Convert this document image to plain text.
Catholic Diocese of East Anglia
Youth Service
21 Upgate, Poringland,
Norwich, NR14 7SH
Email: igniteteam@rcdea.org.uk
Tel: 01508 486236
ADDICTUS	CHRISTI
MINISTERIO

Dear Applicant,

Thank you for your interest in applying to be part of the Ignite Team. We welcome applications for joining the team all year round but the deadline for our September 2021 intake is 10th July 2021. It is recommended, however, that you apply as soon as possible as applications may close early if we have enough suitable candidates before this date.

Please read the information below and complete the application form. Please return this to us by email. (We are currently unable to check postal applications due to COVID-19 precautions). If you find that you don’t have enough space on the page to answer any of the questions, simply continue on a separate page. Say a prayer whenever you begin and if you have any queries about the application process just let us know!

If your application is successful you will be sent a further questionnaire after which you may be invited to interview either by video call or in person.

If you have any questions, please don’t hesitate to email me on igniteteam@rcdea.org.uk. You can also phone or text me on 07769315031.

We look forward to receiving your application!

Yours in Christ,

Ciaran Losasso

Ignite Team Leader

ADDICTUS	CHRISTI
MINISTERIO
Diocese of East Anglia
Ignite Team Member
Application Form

────

Report all lines of the material that contain the word "have".

Thank you for your interest in applying to be part of the Ignite Team. We welcome applications for joining the team all year round but the deadline for our September 2021 intake is 10th July 2021. It is recommended, however, that you apply as soon as possible as applications may close early if we have enough suitable candidates before this date.
Please read the information below and complete the application form. Please return this to us by email. (We are currently unable to check postal applications due to COVID-19 precautions). If you find that you don’t have enough space on the page to answer any of the questions, simply continue on a separate page. Say a prayer whenever you begin and if you have any queries about the application process just let us know!
If you have any questions, please don’t hesitate to email me on igniteteam@rcdea.org.uk. You can also phone or text me on 07769315031.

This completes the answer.